== Given exercise ==
Carry none of the pictures over; write out the complete data exactly.

== Information provided ==

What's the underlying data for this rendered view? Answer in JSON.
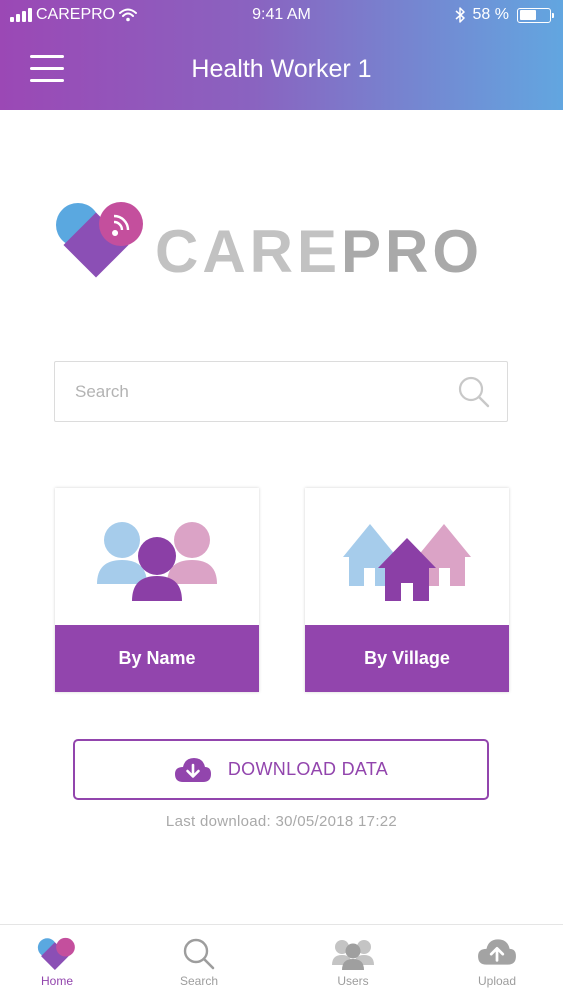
{
  "status_bar": {
    "carrier": "CAREPRO",
    "time": "9:41 AM",
    "battery": "58 %",
    "battery_level": 0.58
  },
  "header": {
    "title": "Health Worker 1"
  },
  "logo": {
    "text_care": "CARE",
    "text_pro": "PRO"
  },
  "search": {
    "placeholder": "Search",
    "value": ""
  },
  "cards": {
    "by_name": "By Name",
    "by_village": "By Village"
  },
  "download": {
    "label": "DOWNLOAD DATA",
    "last": "Last download: 30/05/2018 17:22"
  },
  "nav": {
    "items": [
      {
        "label": "Home",
        "icon": "heart-logo-icon",
        "active": true
      },
      {
        "label": "Search",
        "icon": "search-icon"
      },
      {
        "label": "Users",
        "icon": "users-icon"
      },
      {
        "label": "Upload",
        "icon": "cloud-upload-icon"
      }
    ]
  },
  "colors": {
    "primary_purple": "#9245ad",
    "gradient_start": "#9b48b5",
    "gradient_end": "#62a6e0",
    "light_blue": "#9fc9ec",
    "pink": "#d89ec4",
    "logo_gray": "#b5b5b5"
  }
}
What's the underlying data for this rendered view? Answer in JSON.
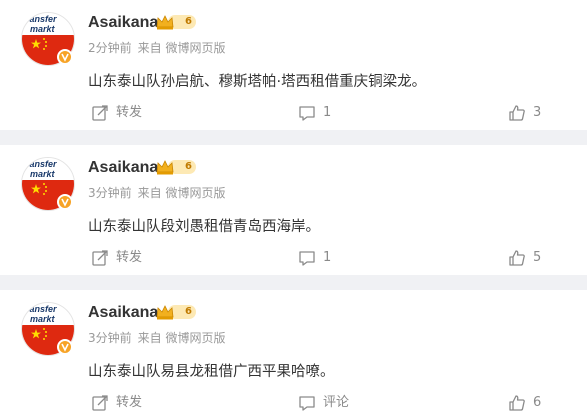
{
  "avatar": {
    "logo_line1": "ransfer",
    "logo_line2": "markt"
  },
  "posts": [
    {
      "user": "Asaikana",
      "rank": "6",
      "time": "2分钟前",
      "source": "来自 微博网页版",
      "text": "山东泰山队孙启航、穆斯塔帕·塔西租借重庆铜梁龙。",
      "share": "转发",
      "comment": "1",
      "like": "3"
    },
    {
      "user": "Asaikana",
      "rank": "6",
      "time": "3分钟前",
      "source": "来自 微博网页版",
      "text": "山东泰山队段刘愚租借青岛西海岸。",
      "share": "转发",
      "comment": "1",
      "like": "5"
    },
    {
      "user": "Asaikana",
      "rank": "6",
      "time": "3分钟前",
      "source": "来自 微博网页版",
      "text": "山东泰山队易县龙租借广西平果哈嘹。",
      "share": "转发",
      "comment": "评论",
      "like": "6"
    }
  ],
  "colors": {
    "vip": "#f7a326",
    "flag": "#de2910",
    "star": "#ffde00"
  }
}
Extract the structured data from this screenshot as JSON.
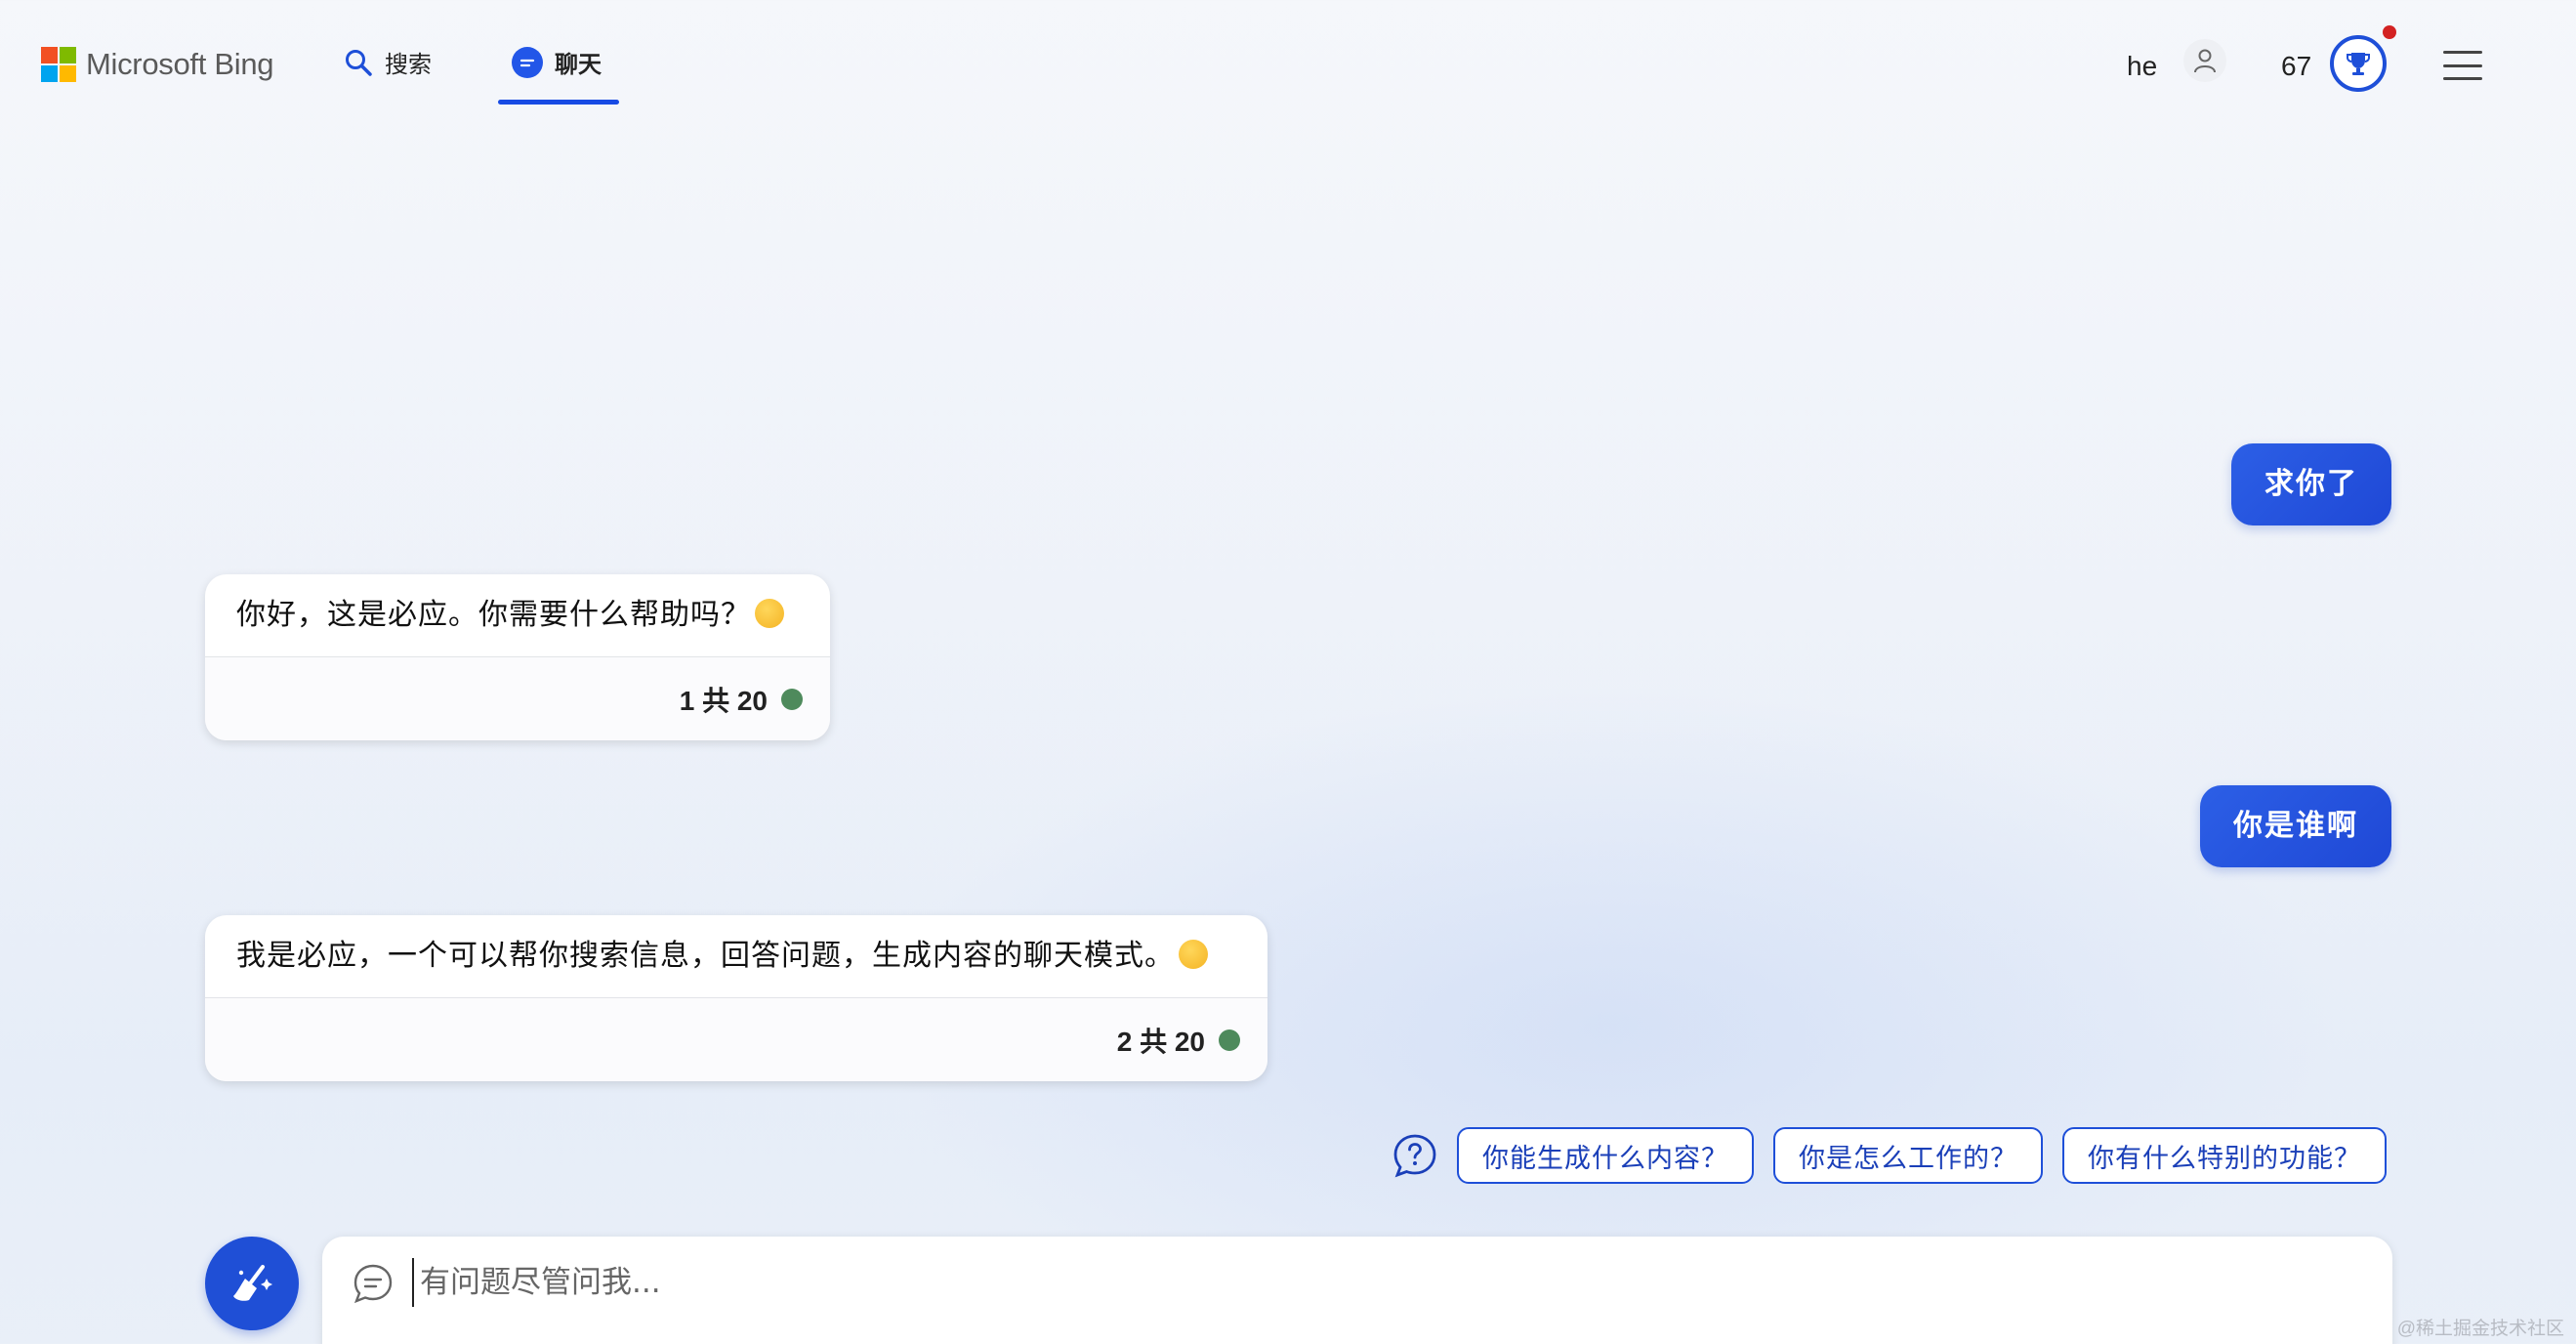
{
  "header": {
    "brand": "Microsoft Bing",
    "logo_colors": [
      "#f25022",
      "#7fba00",
      "#00a4ef",
      "#ffb900"
    ],
    "tabs": [
      {
        "label": "搜索",
        "icon": "search-icon"
      },
      {
        "label": "聊天",
        "icon": "chat-icon",
        "active": true
      }
    ],
    "user_name": "he",
    "points": "67",
    "accent": "#1e4fd8"
  },
  "messages": [
    {
      "role": "user",
      "text": "求你了"
    },
    {
      "role": "bot",
      "text": "你好，这是必应。你需要什么帮助吗？",
      "counter": "1 共 20"
    },
    {
      "role": "user",
      "text": "你是谁啊"
    },
    {
      "role": "bot",
      "text": "我是必应，一个可以帮你搜索信息，回答问题，生成内容的聊天模式。",
      "counter": "2 共 20"
    }
  ],
  "suggestions": [
    "你能生成什么内容？",
    "你是怎么工作的？",
    "你有什么特别的功能？"
  ],
  "input": {
    "placeholder": "有问题尽管问我..."
  },
  "watermark": "@稀土掘金技术社区"
}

== Exercise solution ==
What's the underlying data for this rendered view? Answer in JSON.
{
  "status_bar": {
    "carrier": "CAREPRO",
    "time": "9:41 AM",
    "battery": "58 %",
    "battery_level": 0.58
  },
  "header": {
    "title": "Health Worker 1"
  },
  "logo": {
    "text_care": "CARE",
    "text_pro": "PRO"
  },
  "search": {
    "placeholder": "Search",
    "value": ""
  },
  "cards": {
    "by_name": "By Name",
    "by_village": "By Village"
  },
  "download": {
    "label": "DOWNLOAD DATA",
    "last": "Last download: 30/05/2018 17:22"
  },
  "nav": {
    "items": [
      {
        "label": "Home",
        "icon": "heart-logo-icon",
        "active": true
      },
      {
        "label": "Search",
        "icon": "search-icon"
      },
      {
        "label": "Users",
        "icon": "users-icon"
      },
      {
        "label": "Upload",
        "icon": "cloud-upload-icon"
      }
    ]
  },
  "colors": {
    "primary_purple": "#9245ad",
    "gradient_start": "#9b48b5",
    "gradient_end": "#62a6e0",
    "light_blue": "#9fc9ec",
    "pink": "#d89ec4",
    "logo_gray": "#b5b5b5"
  }
}
What's the underlying data for this rendered view? Answer in JSON.
{
  "avatar": {
    "logo_line1": "ransfer",
    "logo_line2": "markt"
  },
  "posts": [
    {
      "user": "Asaikana",
      "rank": "6",
      "time": "2分钟前",
      "source": "来自 微博网页版",
      "text": "山东泰山队孙启航、穆斯塔帕·塔西租借重庆铜梁龙。",
      "share": "转发",
      "comment": "1",
      "like": "3"
    },
    {
      "user": "Asaikana",
      "rank": "6",
      "time": "3分钟前",
      "source": "来自 微博网页版",
      "text": "山东泰山队段刘愚租借青岛西海岸。",
      "share": "转发",
      "comment": "1",
      "like": "5"
    },
    {
      "user": "Asaikana",
      "rank": "6",
      "time": "3分钟前",
      "source": "来自 微博网页版",
      "text": "山东泰山队易县龙租借广西平果哈嘹。",
      "share": "转发",
      "comment": "评论",
      "like": "6"
    }
  ],
  "colors": {
    "vip": "#f7a326",
    "flag": "#de2910",
    "star": "#ffde00"
  }
}
Extract the structured data from this screenshot as JSON.
{
  "header": {
    "brand": "Microsoft Bing",
    "logo_colors": [
      "#f25022",
      "#7fba00",
      "#00a4ef",
      "#ffb900"
    ],
    "tabs": [
      {
        "label": "搜索",
        "icon": "search-icon"
      },
      {
        "label": "聊天",
        "icon": "chat-icon",
        "active": true
      }
    ],
    "user_name": "he",
    "points": "67",
    "accent": "#1e4fd8"
  },
  "messages": [
    {
      "role": "user",
      "text": "求你了"
    },
    {
      "role": "bot",
      "text": "你好，这是必应。你需要什么帮助吗？",
      "counter": "1 共 20"
    },
    {
      "role": "user",
      "text": "你是谁啊"
    },
    {
      "role": "bot",
      "text": "我是必应，一个可以帮你搜索信息，回答问题，生成内容的聊天模式。",
      "counter": "2 共 20"
    }
  ],
  "suggestions": [
    "你能生成什么内容？",
    "你是怎么工作的？",
    "你有什么特别的功能？"
  ],
  "input": {
    "placeholder": "有问题尽管问我..."
  },
  "watermark": "@稀土掘金技术社区"
}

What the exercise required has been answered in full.